Entries with figure data:

- - - -

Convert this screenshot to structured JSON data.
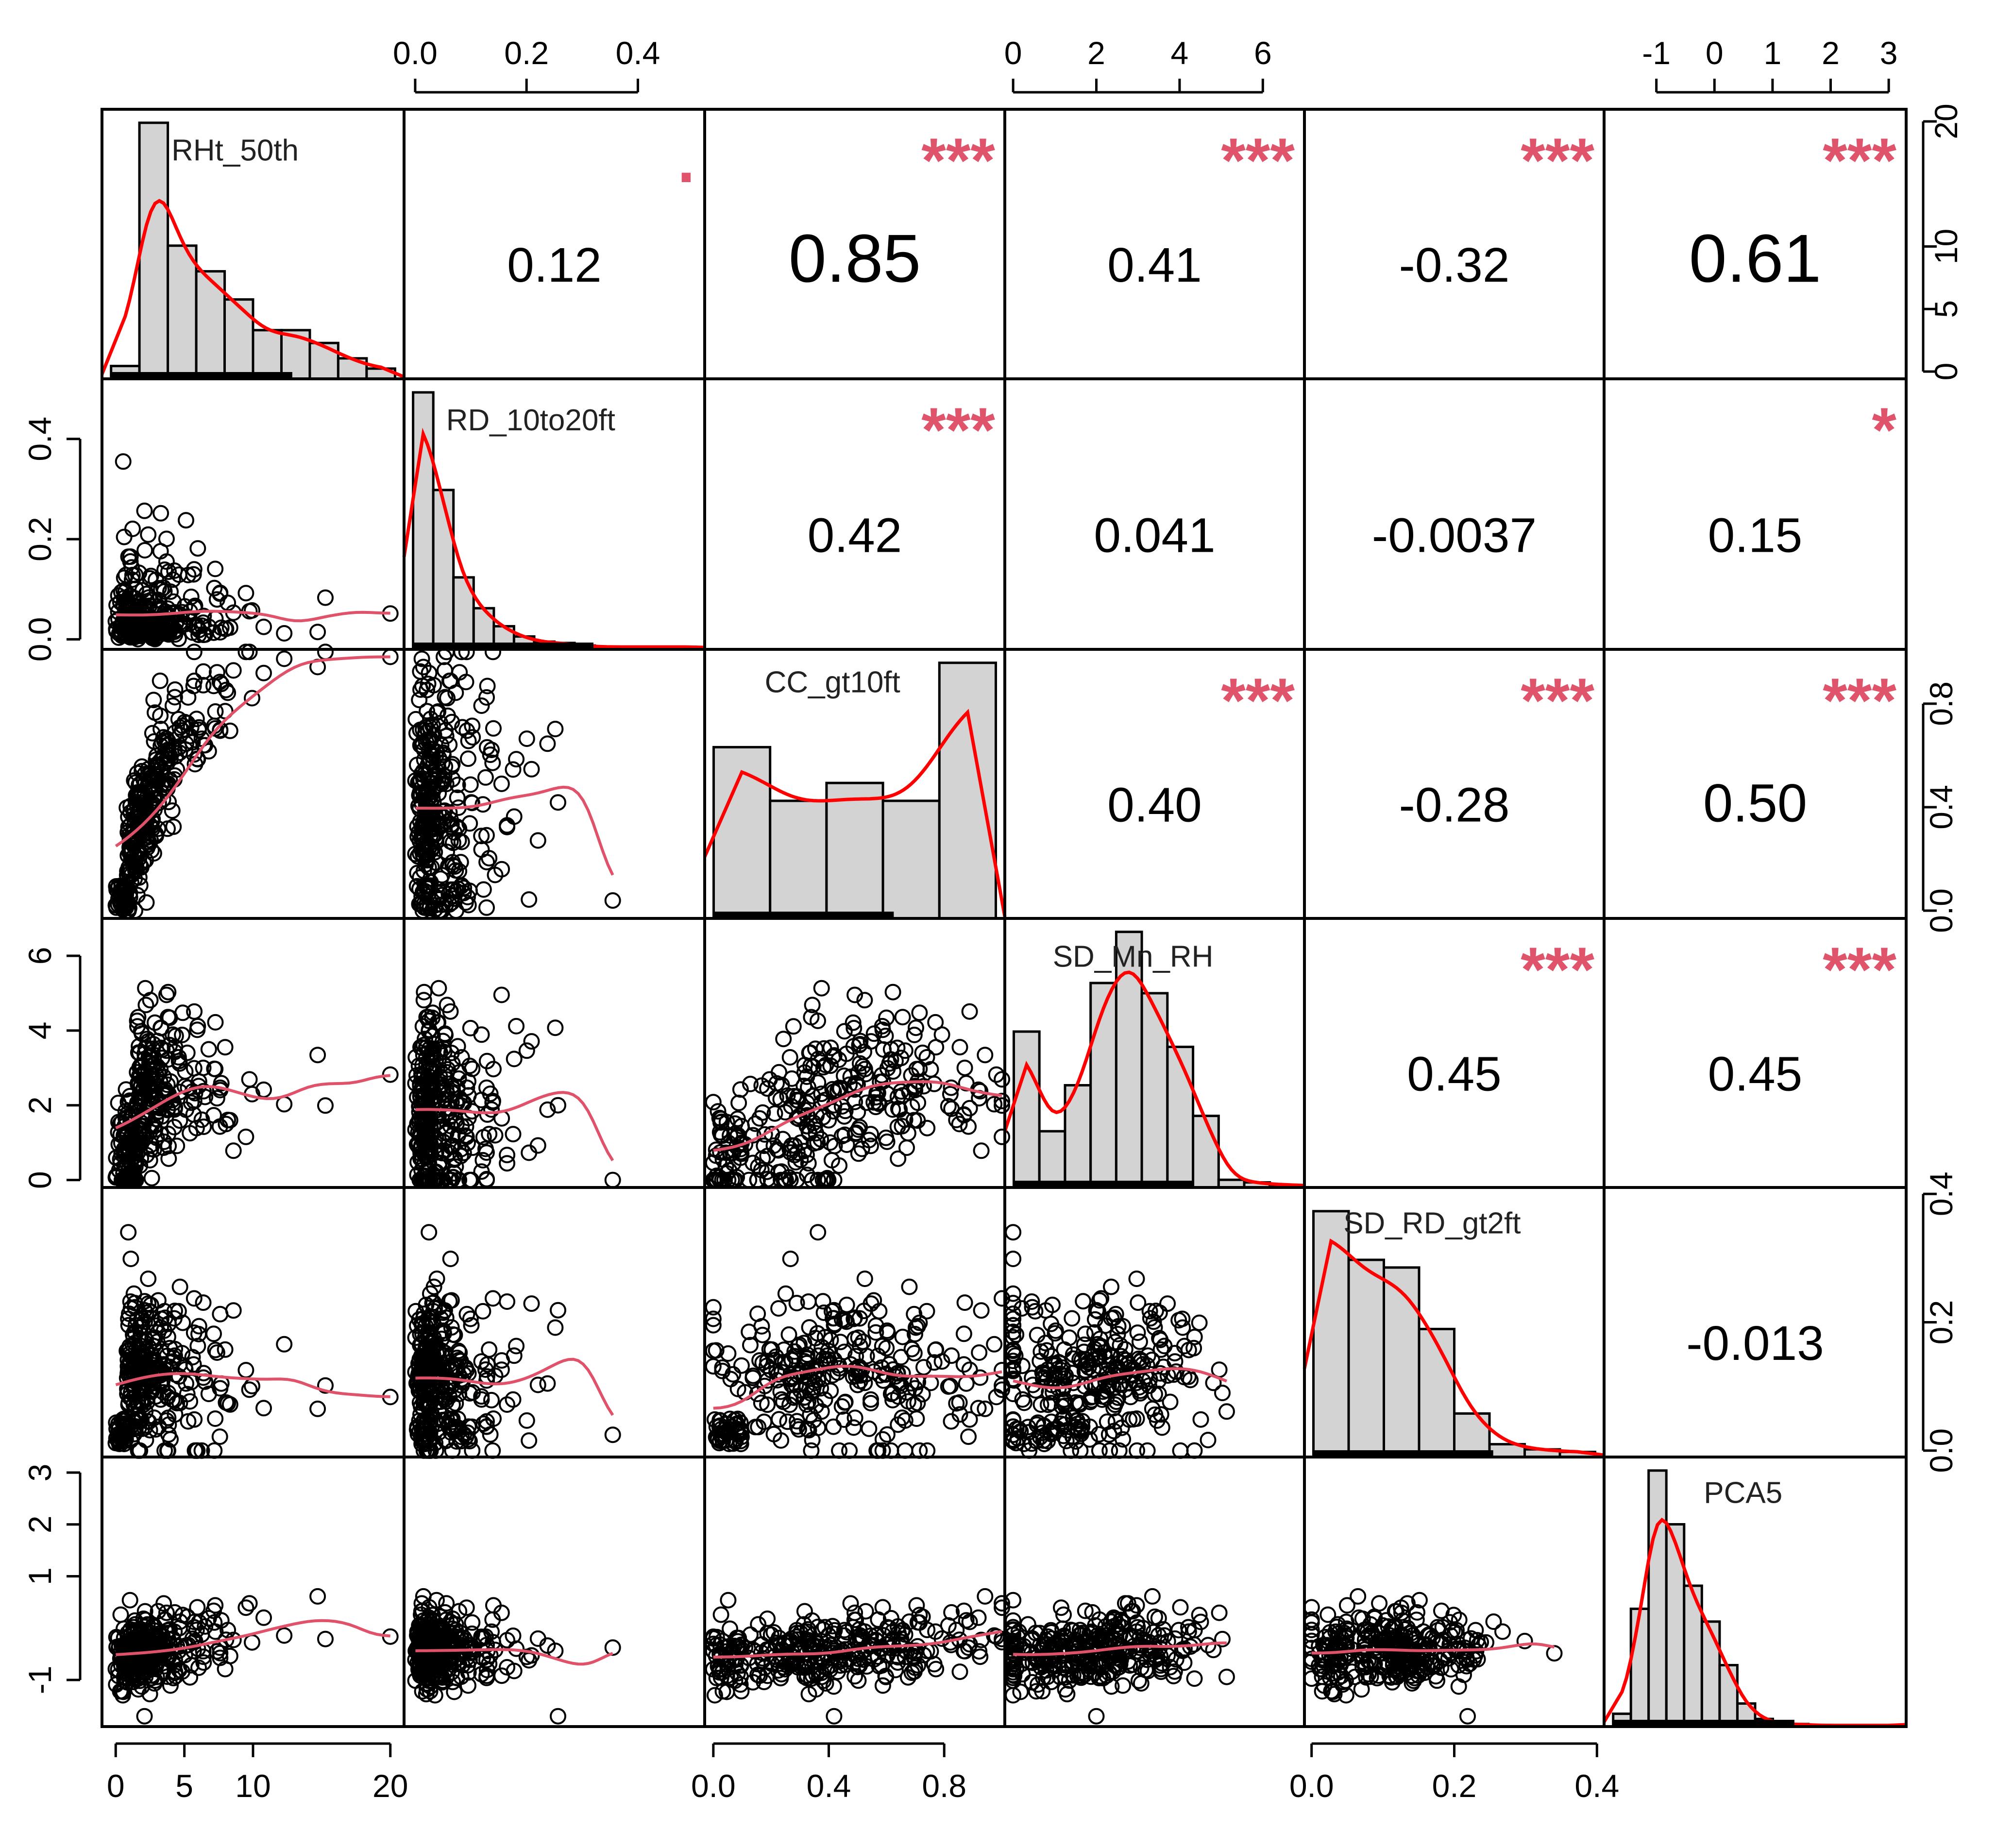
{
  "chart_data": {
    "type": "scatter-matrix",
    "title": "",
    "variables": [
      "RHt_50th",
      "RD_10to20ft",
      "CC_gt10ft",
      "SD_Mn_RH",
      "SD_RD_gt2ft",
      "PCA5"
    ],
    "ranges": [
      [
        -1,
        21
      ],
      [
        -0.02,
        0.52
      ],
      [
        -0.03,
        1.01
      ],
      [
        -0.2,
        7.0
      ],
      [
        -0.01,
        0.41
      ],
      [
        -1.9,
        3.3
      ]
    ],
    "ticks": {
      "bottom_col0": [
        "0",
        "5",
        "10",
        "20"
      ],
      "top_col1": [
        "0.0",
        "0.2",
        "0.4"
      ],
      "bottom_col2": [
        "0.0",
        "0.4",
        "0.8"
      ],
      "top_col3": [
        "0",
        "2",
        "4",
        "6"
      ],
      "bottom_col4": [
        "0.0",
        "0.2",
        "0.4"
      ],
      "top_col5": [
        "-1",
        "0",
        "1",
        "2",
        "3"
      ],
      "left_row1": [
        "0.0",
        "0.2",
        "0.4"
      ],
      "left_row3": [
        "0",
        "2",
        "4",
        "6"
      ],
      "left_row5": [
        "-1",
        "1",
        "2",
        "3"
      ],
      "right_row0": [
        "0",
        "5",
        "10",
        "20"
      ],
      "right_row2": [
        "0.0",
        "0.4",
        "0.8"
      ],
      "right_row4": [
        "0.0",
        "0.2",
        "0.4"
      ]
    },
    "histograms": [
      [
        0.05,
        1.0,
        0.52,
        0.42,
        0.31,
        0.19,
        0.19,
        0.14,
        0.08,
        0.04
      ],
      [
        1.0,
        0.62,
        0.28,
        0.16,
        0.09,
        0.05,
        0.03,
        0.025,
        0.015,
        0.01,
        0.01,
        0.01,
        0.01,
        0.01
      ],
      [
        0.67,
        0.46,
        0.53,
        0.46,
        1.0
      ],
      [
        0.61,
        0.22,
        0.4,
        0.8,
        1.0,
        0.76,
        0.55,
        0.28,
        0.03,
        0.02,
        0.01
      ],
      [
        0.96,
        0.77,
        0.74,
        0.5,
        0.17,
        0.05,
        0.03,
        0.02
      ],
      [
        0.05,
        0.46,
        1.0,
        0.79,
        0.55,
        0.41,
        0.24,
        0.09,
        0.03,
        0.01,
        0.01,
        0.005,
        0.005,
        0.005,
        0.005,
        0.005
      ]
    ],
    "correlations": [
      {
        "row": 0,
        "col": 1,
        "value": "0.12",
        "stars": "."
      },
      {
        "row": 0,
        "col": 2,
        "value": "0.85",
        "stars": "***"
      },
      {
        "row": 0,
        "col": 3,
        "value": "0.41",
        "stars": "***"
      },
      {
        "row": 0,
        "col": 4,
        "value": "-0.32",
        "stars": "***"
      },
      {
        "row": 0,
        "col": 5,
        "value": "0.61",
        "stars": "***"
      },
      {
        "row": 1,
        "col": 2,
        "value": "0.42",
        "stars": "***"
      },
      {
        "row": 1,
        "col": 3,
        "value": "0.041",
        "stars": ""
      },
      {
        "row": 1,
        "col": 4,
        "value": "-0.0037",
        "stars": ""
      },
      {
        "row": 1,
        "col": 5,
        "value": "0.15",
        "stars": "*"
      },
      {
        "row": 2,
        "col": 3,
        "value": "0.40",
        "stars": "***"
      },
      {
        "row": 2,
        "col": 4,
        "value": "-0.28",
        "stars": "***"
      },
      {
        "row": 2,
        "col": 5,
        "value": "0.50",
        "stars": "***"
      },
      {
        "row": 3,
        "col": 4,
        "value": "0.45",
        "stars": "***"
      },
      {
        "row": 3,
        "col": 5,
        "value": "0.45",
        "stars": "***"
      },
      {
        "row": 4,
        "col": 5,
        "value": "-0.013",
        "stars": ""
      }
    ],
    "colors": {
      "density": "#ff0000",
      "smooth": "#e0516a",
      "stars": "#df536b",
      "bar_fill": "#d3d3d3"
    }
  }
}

- - - -

- Required work
Pictures excluded, quote all the data above exactly.

- Expected output
Convert this screenshot to structured JSON data.
{
  "chart_data": {
    "type": "scatter-matrix",
    "title": "",
    "variables": [
      "RHt_50th",
      "RD_10to20ft",
      "CC_gt10ft",
      "SD_Mn_RH",
      "SD_RD_gt2ft",
      "PCA5"
    ],
    "ranges": [
      [
        -1,
        21
      ],
      [
        -0.02,
        0.52
      ],
      [
        -0.03,
        1.01
      ],
      [
        -0.2,
        7.0
      ],
      [
        -0.01,
        0.41
      ],
      [
        -1.9,
        3.3
      ]
    ],
    "ticks": {
      "bottom_col0": [
        "0",
        "5",
        "10",
        "20"
      ],
      "top_col1": [
        "0.0",
        "0.2",
        "0.4"
      ],
      "bottom_col2": [
        "0.0",
        "0.4",
        "0.8"
      ],
      "top_col3": [
        "0",
        "2",
        "4",
        "6"
      ],
      "bottom_col4": [
        "0.0",
        "0.2",
        "0.4"
      ],
      "top_col5": [
        "-1",
        "0",
        "1",
        "2",
        "3"
      ],
      "left_row1": [
        "0.0",
        "0.2",
        "0.4"
      ],
      "left_row3": [
        "0",
        "2",
        "4",
        "6"
      ],
      "left_row5": [
        "-1",
        "1",
        "2",
        "3"
      ],
      "right_row0": [
        "0",
        "5",
        "10",
        "20"
      ],
      "right_row2": [
        "0.0",
        "0.4",
        "0.8"
      ],
      "right_row4": [
        "0.0",
        "0.2",
        "0.4"
      ]
    },
    "histograms": [
      [
        0.05,
        1.0,
        0.52,
        0.42,
        0.31,
        0.19,
        0.19,
        0.14,
        0.08,
        0.04
      ],
      [
        1.0,
        0.62,
        0.28,
        0.16,
        0.09,
        0.05,
        0.03,
        0.025,
        0.015,
        0.01,
        0.01,
        0.01,
        0.01,
        0.01
      ],
      [
        0.67,
        0.46,
        0.53,
        0.46,
        1.0
      ],
      [
        0.61,
        0.22,
        0.4,
        0.8,
        1.0,
        0.76,
        0.55,
        0.28,
        0.03,
        0.02,
        0.01
      ],
      [
        0.96,
        0.77,
        0.74,
        0.5,
        0.17,
        0.05,
        0.03,
        0.02
      ],
      [
        0.05,
        0.46,
        1.0,
        0.79,
        0.55,
        0.41,
        0.24,
        0.09,
        0.03,
        0.01,
        0.01,
        0.005,
        0.005,
        0.005,
        0.005,
        0.005
      ]
    ],
    "correlations": [
      {
        "row": 0,
        "col": 1,
        "value": "0.12",
        "stars": "."
      },
      {
        "row": 0,
        "col": 2,
        "value": "0.85",
        "stars": "***"
      },
      {
        "row": 0,
        "col": 3,
        "value": "0.41",
        "stars": "***"
      },
      {
        "row": 0,
        "col": 4,
        "value": "-0.32",
        "stars": "***"
      },
      {
        "row": 0,
        "col": 5,
        "value": "0.61",
        "stars": "***"
      },
      {
        "row": 1,
        "col": 2,
        "value": "0.42",
        "stars": "***"
      },
      {
        "row": 1,
        "col": 3,
        "value": "0.041",
        "stars": ""
      },
      {
        "row": 1,
        "col": 4,
        "value": "-0.0037",
        "stars": ""
      },
      {
        "row": 1,
        "col": 5,
        "value": "0.15",
        "stars": "*"
      },
      {
        "row": 2,
        "col": 3,
        "value": "0.40",
        "stars": "***"
      },
      {
        "row": 2,
        "col": 4,
        "value": "-0.28",
        "stars": "***"
      },
      {
        "row": 2,
        "col": 5,
        "value": "0.50",
        "stars": "***"
      },
      {
        "row": 3,
        "col": 4,
        "value": "0.45",
        "stars": "***"
      },
      {
        "row": 3,
        "col": 5,
        "value": "0.45",
        "stars": "***"
      },
      {
        "row": 4,
        "col": 5,
        "value": "-0.013",
        "stars": ""
      }
    ],
    "colors": {
      "density": "#ff0000",
      "smooth": "#e0516a",
      "stars": "#df536b",
      "bar_fill": "#d3d3d3"
    }
  }
}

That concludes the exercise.